THE DATA -
#####
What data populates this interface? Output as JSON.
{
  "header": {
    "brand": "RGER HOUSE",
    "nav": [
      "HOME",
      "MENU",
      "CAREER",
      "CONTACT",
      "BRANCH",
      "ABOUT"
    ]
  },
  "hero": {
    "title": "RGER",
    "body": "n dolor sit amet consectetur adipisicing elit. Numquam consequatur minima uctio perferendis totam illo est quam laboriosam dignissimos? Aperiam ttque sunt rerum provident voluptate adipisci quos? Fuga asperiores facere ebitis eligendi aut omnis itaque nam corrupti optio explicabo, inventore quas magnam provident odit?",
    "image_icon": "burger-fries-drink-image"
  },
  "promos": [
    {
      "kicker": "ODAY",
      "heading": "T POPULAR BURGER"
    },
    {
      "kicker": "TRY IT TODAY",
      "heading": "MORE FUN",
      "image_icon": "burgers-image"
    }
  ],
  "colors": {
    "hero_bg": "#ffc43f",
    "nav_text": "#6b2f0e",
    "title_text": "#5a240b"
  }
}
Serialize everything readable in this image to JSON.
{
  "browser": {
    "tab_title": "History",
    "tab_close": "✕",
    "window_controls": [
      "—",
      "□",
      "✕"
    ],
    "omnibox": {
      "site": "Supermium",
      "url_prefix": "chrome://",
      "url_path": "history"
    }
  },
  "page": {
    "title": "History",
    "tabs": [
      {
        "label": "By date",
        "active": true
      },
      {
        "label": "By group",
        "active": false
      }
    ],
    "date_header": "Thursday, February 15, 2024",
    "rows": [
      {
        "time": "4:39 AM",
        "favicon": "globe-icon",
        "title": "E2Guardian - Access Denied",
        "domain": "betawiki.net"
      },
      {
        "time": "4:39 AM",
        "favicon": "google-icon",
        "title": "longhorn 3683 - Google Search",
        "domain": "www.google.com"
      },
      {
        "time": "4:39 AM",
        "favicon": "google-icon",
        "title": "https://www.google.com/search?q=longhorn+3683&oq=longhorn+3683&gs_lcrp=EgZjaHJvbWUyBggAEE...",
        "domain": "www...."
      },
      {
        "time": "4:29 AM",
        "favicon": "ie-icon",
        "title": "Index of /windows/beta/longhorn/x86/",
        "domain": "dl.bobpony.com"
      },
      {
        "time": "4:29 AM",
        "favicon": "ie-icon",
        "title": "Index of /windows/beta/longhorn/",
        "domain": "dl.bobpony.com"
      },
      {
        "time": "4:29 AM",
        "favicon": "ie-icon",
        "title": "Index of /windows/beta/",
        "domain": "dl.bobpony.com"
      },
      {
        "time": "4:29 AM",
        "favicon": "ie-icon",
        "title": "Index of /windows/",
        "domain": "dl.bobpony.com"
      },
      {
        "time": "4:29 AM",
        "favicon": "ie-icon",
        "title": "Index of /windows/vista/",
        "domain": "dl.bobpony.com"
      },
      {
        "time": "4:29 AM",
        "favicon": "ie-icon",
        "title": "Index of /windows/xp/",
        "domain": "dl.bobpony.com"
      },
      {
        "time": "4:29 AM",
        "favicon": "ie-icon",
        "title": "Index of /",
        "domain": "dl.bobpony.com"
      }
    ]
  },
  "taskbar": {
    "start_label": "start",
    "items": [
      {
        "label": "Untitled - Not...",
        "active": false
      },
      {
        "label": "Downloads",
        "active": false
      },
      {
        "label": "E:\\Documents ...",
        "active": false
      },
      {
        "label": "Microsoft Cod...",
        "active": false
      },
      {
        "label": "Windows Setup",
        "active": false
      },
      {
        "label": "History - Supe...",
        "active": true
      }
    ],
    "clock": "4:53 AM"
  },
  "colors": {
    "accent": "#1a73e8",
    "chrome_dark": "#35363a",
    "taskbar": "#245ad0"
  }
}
#####
GIVEN REQUEST -
Write out every line from the entries where "Index" appears.

CORRECT RESPONSE -
        "title": "Index of /windows/beta/longhorn/x86/",
        "title": "Index of /windows/beta/longhorn/",
        "title": "Index of /windows/beta/",
        "title": "Index of /windows/",
        "title": "Index of /windows/vista/",
        "title": "Index of /windows/xp/",
        "title": "Index of /",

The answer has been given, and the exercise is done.